WHAT TO WORK ON: Copy each line of the data below with the word "presenter".

+-------+

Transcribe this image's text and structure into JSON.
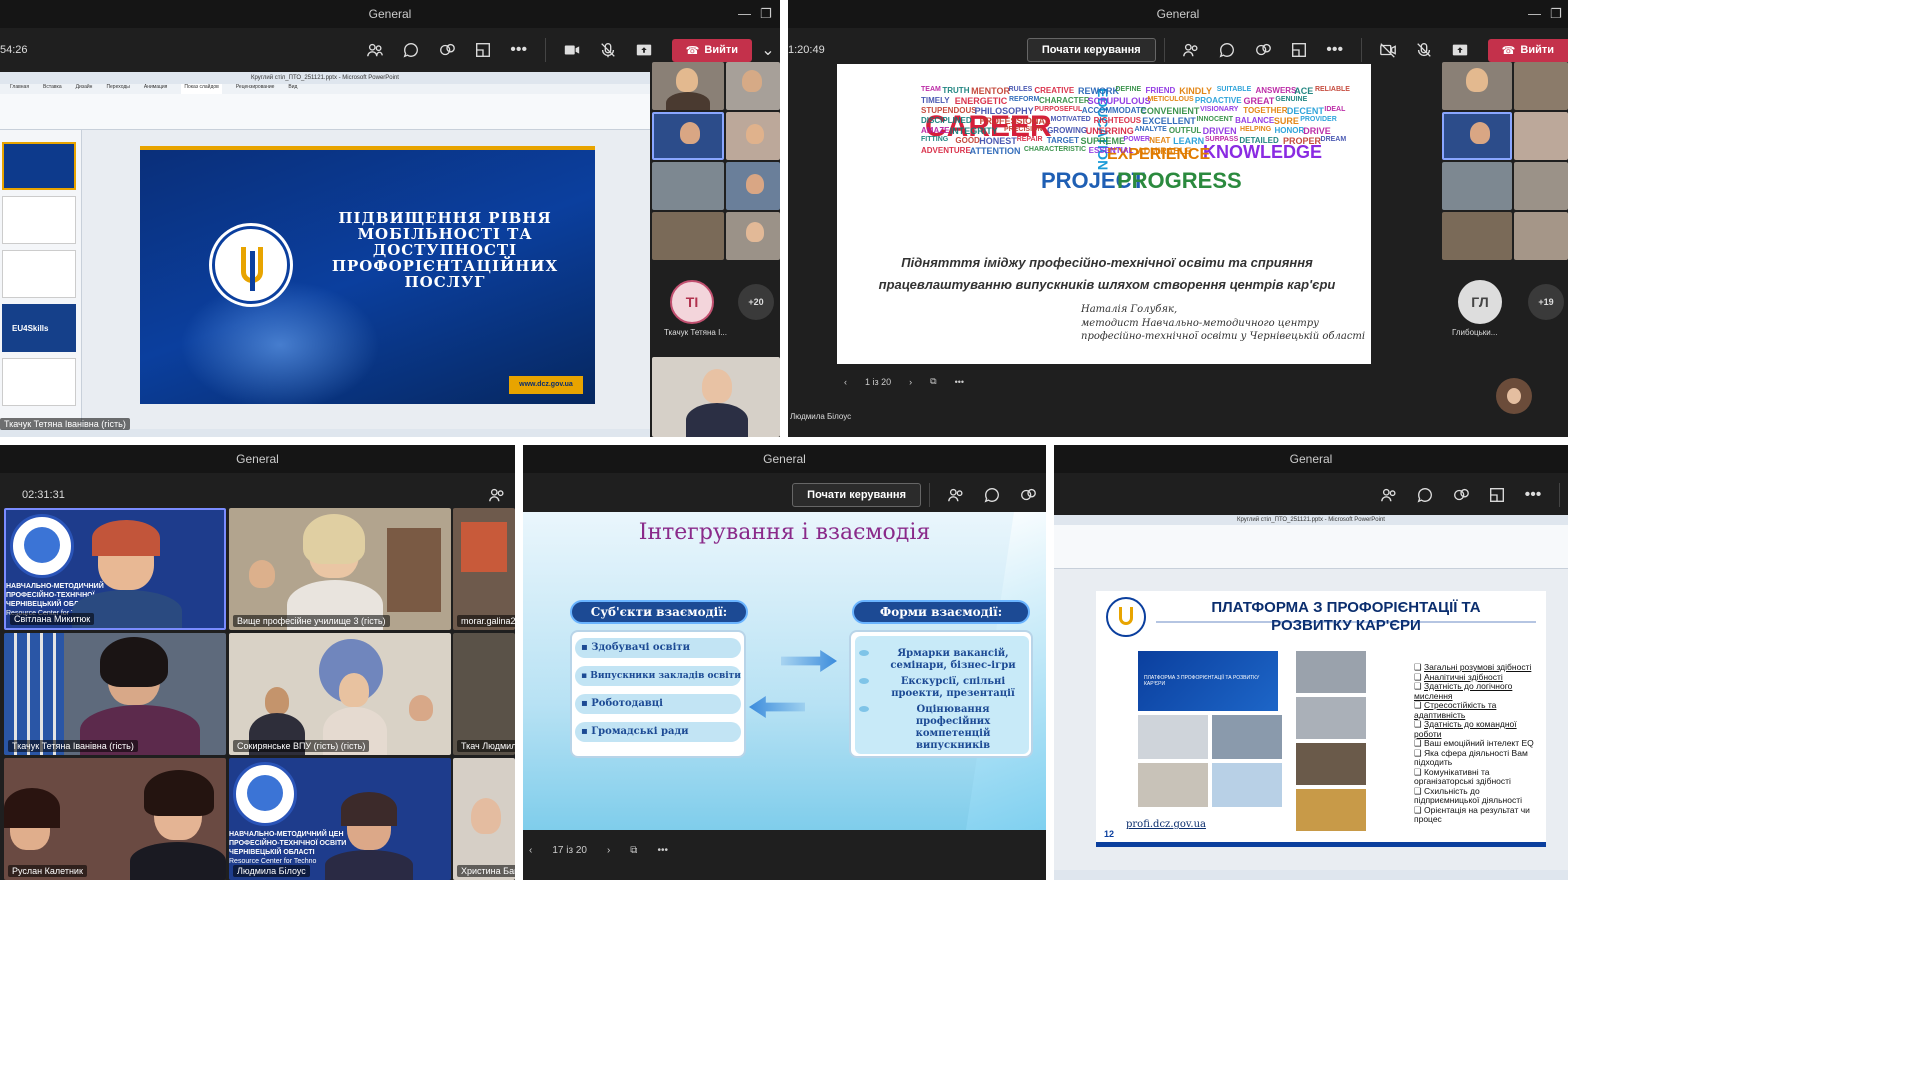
{
  "p1": {
    "title": "General",
    "timer": "54:26",
    "leave": "Вийти",
    "ppt_title": "Круглий стіл_ПТО_251121.pptx - Microsoft PowerPoint",
    "ribbon_tabs": [
      "Главная",
      "Вставка",
      "Дизайн",
      "Переходы",
      "Анимация",
      "Показ слайдов",
      "Рецензирование",
      "Вид"
    ],
    "slide_lines": [
      "ПІДВИЩЕННЯ РІВНЯ",
      "МОБІЛЬНОСТІ ТА",
      "ДОСТУПНОСТІ",
      "ПРОФОРІЄНТАЦІЙНИХ",
      "ПОСЛУГ"
    ],
    "logo_text": "ДЕРЖАВНА СЛУЖБА ЗАЙНЯТОСТІ",
    "url": "www.dcz.gov.ua",
    "thumb_label": "EU4Skills",
    "presenter": "Ткачук Тетяна Іванівна (гість)",
    "avatar_initials": "ТІ",
    "avatar_name": "Ткачук Тетяна І...",
    "more": "+20"
  },
  "p2": {
    "title": "General",
    "timer": "1:20:49",
    "control": "Почати керування",
    "leave": "Вийти",
    "words": [
      "CAREER",
      "PROJECT",
      "PROGRESS",
      "KNOWLEDGE",
      "EXPERIENCE",
      "EDUCATION",
      "TEAM",
      "TRUTH",
      "MENTOR",
      "RULES",
      "CREATIVE",
      "REWORK",
      "DEFINE",
      "FRIEND",
      "KINDLY",
      "SUITABLE",
      "ANSWERS",
      "ACE",
      "RELIABLE",
      "TIMELY",
      "ENERGETIC",
      "REFORM",
      "CHARACTER",
      "SCRUPULOUS",
      "METICULOUS",
      "PROACTIVE",
      "GREAT",
      "GENUINE",
      "STUPENDOUS",
      "PHILOSOPHY",
      "PURPOSEFUL",
      "ACCOMMODATE",
      "CONVENIENT",
      "VISIONARY",
      "TOGETHER",
      "DECENT",
      "IDEAL",
      "DISCIPLINED",
      "PROFESSIONAL",
      "MOTIVATED",
      "RIGHTEOUS",
      "EXCELLENT",
      "INNOCENT",
      "BALANCE",
      "SURE",
      "PROVIDER",
      "AMAZE",
      "INTEGRITY",
      "PRECISION",
      "GROWING",
      "UNERRING",
      "ANALYTE",
      "OUTFUL",
      "DRIVEN",
      "HELPING",
      "HONOR",
      "DRIVE",
      "FITTING",
      "GOOD",
      "HONEST",
      "REPAIR",
      "TARGET",
      "SUPREME",
      "POWER",
      "NEAT",
      "LEARN",
      "SURPASS",
      "DETAILED",
      "PROPER",
      "DREAM",
      "ADVENTURE",
      "ATTENTION",
      "CHARACTERISTIC",
      "ESSENTIAL",
      "ADMIRABLE"
    ],
    "slide_title": "Піднятття іміджу професійно-технічної освіти та сприяння працевлаштуванню випускників шляхом створення центрів кар'єри",
    "author": "Наталія Голубяк,",
    "author_role": "методист Навчально-методичного центру професійно-технічної освіти у Чернівецькій області",
    "pager": "1 із 20",
    "avatar_initials": "ГЛ",
    "avatar_name": "Глибоцьки...",
    "more": "+19",
    "presenter": "Людмила Білоус"
  },
  "p3": {
    "title": "General",
    "timer": "02:31:31",
    "logo_lines": [
      "НАВЧАЛЬНО-МЕТОДИЧНИЙ",
      "ПРОФЕСІЙНО-ТЕХНІЧНОЇ",
      "ЧЕРНІВЕЦЬКИЙ ОБЛАСТІ",
      "Resource Center for Techn"
    ],
    "logo_lines_b": [
      "НАВЧАЛЬНО-МЕТОДИЧНИЙ ЦЕН",
      "ПРОФЕСІЙНО-ТЕХНІЧНОЇ ОСВІТИ",
      "ЧЕРНІВЕЦЬКІЙ ОБЛАСТІ",
      "Resource Center for Techno"
    ],
    "tiles": [
      "Світлана Микитюк",
      "Вище професійне училище 3 (гість)",
      "morar.galina2012",
      "Ткачук Тетяна Іванівна (гість)",
      "Сокирянське ВПУ (гість) (гість)",
      "Ткач Людмила",
      "Руслан Калетник",
      "Людмила Білоус",
      "Христина Багрі"
    ]
  },
  "p4": {
    "title": "General",
    "control": "Почати керування",
    "slide_title": "Інтегрування і взаємодія",
    "left_head": "Суб'єкти взаємодії:",
    "left_items": [
      "Здобувачі освіти",
      "Випускники закладів освіти",
      "Роботодавці",
      "Громадські ради"
    ],
    "right_head": "Форми взаємодії:",
    "right_items": [
      "Ярмарки вакансій, семінари, бізнес-ігри",
      "Екскурсії, спільні проекти, презентації",
      "Оцінювання професійних компетенцій випускників"
    ],
    "pager": "17 із 20"
  },
  "p5": {
    "title": "General",
    "ppt_title": "Круглий стіл_ПТО_251121.pptx - Microsoft PowerPoint",
    "slide_title_1": "ПЛАТФОРМА З ПРОФОРІЄНТАЦІЇ ТА",
    "slide_title_2": "РОЗВИТКУ КАР'ЄРИ",
    "shot_caption": "ПЛАТФОРМА З ПРОФОРІЄНТАЦІЇ ТА РОЗВИТКУ КАР'ЄРИ",
    "list": [
      "Загальні розумові здібності",
      "Аналітичні здібності",
      "Здатність до логічного мислення",
      "Стресостійкість та адаптивність",
      "Здатність до командної роботи",
      "Ваш емоційний інтелект EQ",
      "Яка сфера діяльності Вам підходить",
      "Комунікативні та організаторські здібності",
      "Схильність до підприємницької діяльності",
      "Орієнтація на результат чи процес"
    ],
    "link": "profi.dcz.gov.ua",
    "page_num": "12"
  }
}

+-------+

SOLVED PROBLEM:
    "presenter": "Ткачук Тетяна Іванівна (гість)",
    "presenter": "Людмила Білоус"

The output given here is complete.